Reproduce all entries precisely as they are written.

● **Supplied records**
━━━━

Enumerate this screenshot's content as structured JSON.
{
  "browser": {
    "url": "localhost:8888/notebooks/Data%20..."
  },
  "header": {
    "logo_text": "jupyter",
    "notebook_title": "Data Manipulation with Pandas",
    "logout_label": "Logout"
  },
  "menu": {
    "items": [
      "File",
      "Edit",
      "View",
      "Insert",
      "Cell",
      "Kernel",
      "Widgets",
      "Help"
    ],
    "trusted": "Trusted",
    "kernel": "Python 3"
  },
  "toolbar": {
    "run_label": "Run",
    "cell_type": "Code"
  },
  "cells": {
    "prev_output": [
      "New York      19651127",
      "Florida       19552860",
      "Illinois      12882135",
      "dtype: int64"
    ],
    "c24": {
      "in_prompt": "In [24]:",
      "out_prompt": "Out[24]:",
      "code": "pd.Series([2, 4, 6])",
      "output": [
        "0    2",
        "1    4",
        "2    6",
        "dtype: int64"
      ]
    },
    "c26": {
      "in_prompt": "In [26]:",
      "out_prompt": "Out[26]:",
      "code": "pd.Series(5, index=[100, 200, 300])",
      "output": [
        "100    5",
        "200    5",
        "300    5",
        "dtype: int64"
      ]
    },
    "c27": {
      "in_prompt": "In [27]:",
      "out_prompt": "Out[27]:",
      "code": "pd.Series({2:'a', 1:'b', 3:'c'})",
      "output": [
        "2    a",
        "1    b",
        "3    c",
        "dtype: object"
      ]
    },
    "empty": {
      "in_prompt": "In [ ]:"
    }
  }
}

━━━━

● **Result below**
Enumerate this screenshot's content as structured JSON.
{
  "browser": {
    "url": "localhost:8888/notebooks/Data%20..."
  },
  "header": {
    "logo_text": "jupyter",
    "notebook_title": "Data Manipulation with Pandas",
    "logout_label": "Logout"
  },
  "menu": {
    "items": [
      "File",
      "Edit",
      "View",
      "Insert",
      "Cell",
      "Kernel",
      "Widgets",
      "Help"
    ],
    "trusted": "Trusted",
    "kernel": "Python 3"
  },
  "toolbar": {
    "run_label": "Run",
    "cell_type": "Code"
  },
  "cells": {
    "prev_output": [
      "New York      19651127",
      "Florida       19552860",
      "Illinois      12882135",
      "dtype: int64"
    ],
    "c24": {
      "in_prompt": "In [24]:",
      "out_prompt": "Out[24]:",
      "code": "pd.Series([2, 4, 6])",
      "output": [
        "0    2",
        "1    4",
        "2    6",
        "dtype: int64"
      ]
    },
    "c26": {
      "in_prompt": "In [26]:",
      "out_prompt": "Out[26]:",
      "code": "pd.Series(5, index=[100, 200, 300])",
      "output": [
        "100    5",
        "200    5",
        "300    5",
        "dtype: int64"
      ]
    },
    "c27": {
      "in_prompt": "In [27]:",
      "out_prompt": "Out[27]:",
      "code": "pd.Series({2:'a', 1:'b', 3:'c'})",
      "output": [
        "2    a",
        "1    b",
        "3    c",
        "dtype: object"
      ]
    },
    "empty": {
      "in_prompt": "In [ ]:"
    }
  }
}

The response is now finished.